** START OF Supplied entries **
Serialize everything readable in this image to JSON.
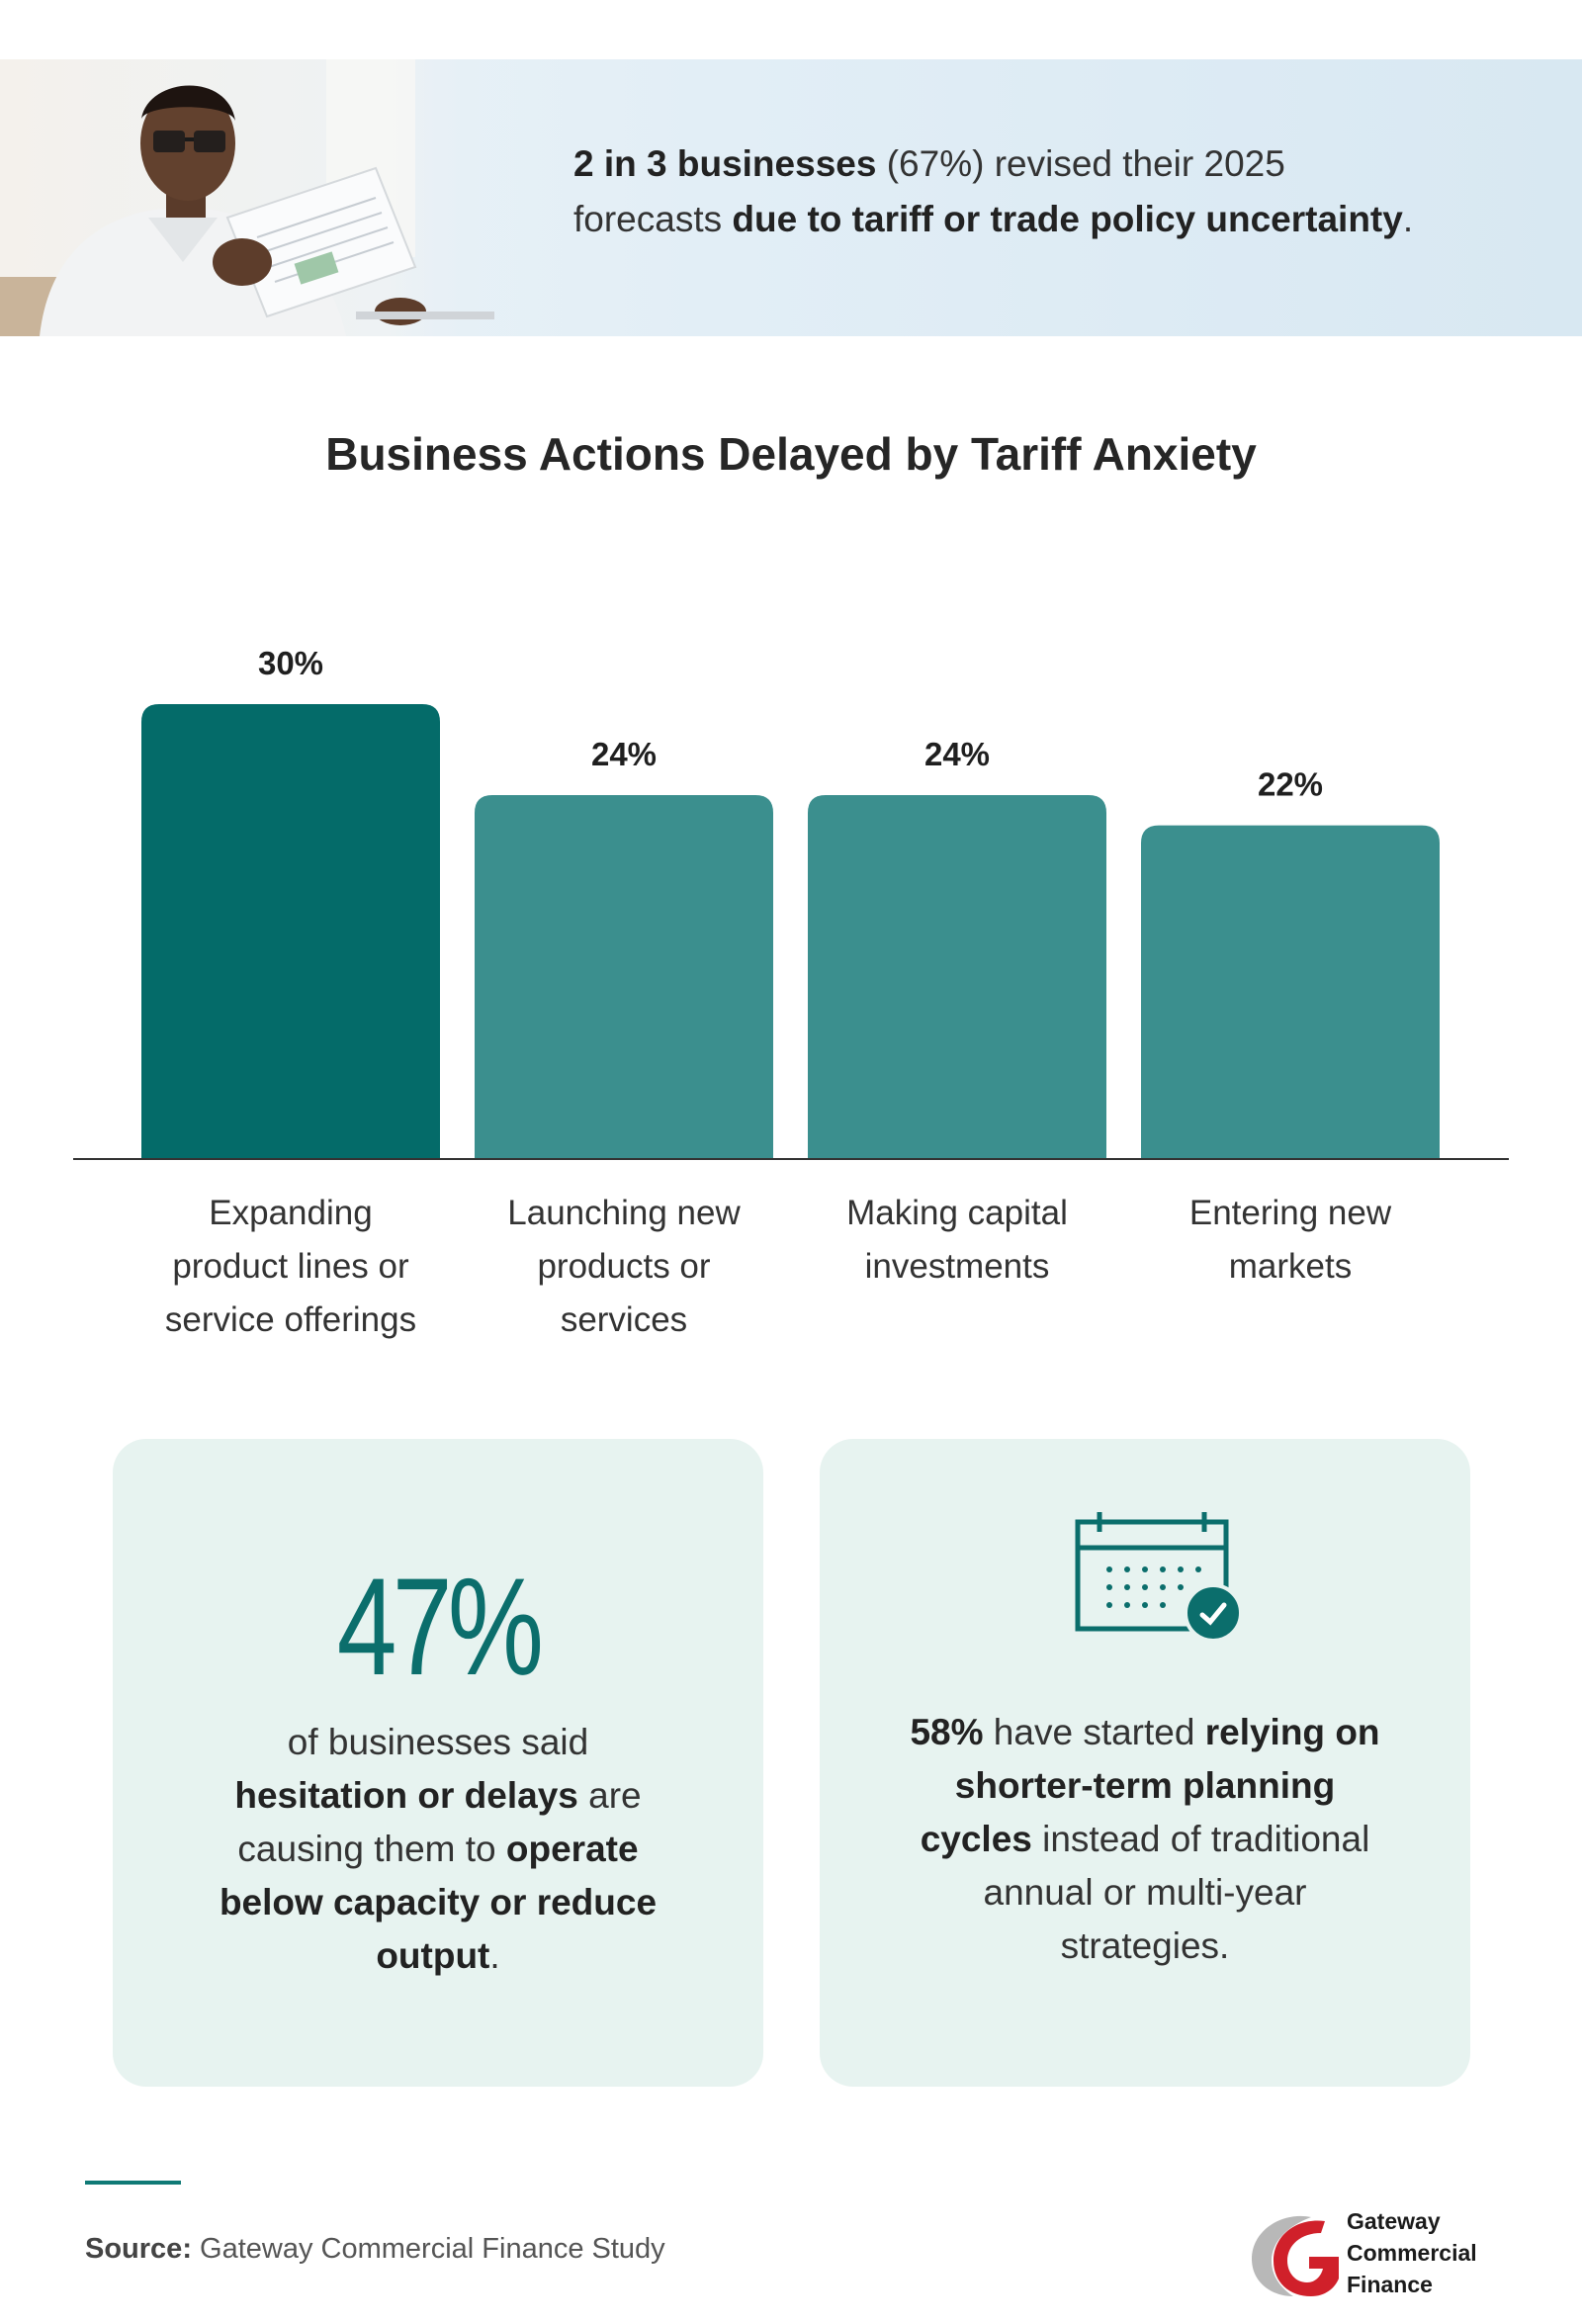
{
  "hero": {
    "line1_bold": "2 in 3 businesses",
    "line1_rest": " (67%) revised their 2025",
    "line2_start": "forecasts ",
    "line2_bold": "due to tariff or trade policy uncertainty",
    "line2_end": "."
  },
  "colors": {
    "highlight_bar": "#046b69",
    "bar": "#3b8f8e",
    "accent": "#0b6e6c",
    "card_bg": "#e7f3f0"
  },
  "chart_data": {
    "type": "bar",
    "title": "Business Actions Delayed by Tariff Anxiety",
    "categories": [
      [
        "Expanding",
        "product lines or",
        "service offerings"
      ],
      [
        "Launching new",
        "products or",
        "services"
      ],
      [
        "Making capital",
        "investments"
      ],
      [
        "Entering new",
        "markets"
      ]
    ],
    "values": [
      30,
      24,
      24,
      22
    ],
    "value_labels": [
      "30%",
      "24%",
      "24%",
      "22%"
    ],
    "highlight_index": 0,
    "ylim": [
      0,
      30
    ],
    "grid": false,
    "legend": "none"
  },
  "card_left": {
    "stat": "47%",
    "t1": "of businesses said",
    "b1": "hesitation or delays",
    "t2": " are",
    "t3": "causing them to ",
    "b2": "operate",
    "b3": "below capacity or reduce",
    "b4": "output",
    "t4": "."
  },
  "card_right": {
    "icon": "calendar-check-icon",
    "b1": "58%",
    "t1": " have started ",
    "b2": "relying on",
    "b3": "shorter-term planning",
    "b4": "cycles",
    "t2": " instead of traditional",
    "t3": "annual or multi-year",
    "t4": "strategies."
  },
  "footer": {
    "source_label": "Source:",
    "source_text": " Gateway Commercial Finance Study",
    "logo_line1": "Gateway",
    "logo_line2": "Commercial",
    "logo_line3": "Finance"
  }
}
** END OF Supplied entries **
** START OF Supplied entries **
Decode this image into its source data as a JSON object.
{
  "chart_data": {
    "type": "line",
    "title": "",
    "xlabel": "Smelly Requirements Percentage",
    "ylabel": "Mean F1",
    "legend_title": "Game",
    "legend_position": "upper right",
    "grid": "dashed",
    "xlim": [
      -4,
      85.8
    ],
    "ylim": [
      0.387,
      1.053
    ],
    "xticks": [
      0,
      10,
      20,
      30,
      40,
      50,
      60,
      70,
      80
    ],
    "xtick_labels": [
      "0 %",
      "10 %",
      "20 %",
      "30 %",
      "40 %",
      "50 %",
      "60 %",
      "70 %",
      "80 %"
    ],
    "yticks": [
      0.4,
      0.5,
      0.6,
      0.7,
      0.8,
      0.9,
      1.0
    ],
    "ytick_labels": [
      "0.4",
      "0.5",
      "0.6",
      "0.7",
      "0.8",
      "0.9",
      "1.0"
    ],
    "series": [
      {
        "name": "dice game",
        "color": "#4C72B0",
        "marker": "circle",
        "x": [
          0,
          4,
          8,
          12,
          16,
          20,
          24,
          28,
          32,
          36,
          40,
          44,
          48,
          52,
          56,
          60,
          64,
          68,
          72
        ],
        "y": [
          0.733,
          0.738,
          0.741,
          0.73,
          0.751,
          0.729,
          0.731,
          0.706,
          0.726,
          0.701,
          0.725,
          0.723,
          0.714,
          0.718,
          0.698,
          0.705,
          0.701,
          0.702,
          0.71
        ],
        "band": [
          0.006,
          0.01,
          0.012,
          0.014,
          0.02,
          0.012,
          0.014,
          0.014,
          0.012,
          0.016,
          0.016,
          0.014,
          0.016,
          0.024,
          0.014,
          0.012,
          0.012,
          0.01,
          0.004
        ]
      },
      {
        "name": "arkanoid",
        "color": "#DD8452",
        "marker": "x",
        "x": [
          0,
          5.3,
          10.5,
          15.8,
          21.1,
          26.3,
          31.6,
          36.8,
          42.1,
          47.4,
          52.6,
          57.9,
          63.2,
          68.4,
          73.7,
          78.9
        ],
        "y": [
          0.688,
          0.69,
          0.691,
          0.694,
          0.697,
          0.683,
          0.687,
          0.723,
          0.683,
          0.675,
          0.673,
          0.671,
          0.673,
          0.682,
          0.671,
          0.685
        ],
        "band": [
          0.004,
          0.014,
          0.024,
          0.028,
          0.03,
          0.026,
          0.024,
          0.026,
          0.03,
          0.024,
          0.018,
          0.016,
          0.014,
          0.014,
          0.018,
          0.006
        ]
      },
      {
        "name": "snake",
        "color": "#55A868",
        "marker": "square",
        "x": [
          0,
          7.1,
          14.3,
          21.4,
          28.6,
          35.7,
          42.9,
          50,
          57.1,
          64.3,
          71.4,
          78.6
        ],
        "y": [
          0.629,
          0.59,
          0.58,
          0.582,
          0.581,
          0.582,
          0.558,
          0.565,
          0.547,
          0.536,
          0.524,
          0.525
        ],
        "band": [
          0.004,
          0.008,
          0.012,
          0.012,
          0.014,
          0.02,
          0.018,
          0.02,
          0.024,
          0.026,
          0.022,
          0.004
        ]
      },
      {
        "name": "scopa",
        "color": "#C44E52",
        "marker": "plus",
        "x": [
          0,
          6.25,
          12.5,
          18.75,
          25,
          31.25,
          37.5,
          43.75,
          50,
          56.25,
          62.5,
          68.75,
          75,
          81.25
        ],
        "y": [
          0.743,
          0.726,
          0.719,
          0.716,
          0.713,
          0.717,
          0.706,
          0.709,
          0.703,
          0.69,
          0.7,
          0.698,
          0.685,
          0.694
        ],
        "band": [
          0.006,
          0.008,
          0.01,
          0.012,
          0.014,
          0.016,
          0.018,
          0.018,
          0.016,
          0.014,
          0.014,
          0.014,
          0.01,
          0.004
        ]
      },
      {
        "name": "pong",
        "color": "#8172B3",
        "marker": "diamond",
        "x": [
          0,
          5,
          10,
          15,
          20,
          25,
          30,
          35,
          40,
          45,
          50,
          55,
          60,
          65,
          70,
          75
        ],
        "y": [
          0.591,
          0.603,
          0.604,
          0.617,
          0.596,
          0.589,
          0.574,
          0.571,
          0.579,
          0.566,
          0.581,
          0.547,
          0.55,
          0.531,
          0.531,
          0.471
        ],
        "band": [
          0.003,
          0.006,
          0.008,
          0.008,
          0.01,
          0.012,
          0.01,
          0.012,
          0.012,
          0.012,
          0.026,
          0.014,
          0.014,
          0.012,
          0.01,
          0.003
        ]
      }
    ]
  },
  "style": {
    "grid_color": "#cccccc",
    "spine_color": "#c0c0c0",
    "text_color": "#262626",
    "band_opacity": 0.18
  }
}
** END OF Supplied entries **
** START OF Supplied entries **
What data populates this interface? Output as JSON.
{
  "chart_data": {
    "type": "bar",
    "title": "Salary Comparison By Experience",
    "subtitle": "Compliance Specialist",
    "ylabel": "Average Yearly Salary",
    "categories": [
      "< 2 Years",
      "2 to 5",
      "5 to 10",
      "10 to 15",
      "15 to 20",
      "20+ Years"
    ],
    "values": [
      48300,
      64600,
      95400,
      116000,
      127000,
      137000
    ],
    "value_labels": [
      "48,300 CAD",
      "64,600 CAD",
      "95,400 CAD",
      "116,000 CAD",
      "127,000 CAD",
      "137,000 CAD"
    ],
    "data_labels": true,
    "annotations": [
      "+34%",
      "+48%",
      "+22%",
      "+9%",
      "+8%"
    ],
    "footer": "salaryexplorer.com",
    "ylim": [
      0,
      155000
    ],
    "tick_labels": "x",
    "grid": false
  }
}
** END OF Supplied entries **
Direction -
Copy every line from the entries that contains the word "image".

Reply to the exercise -
Serialize everything readable in this image to JSON.
Decode this image into its source data as a JSON object.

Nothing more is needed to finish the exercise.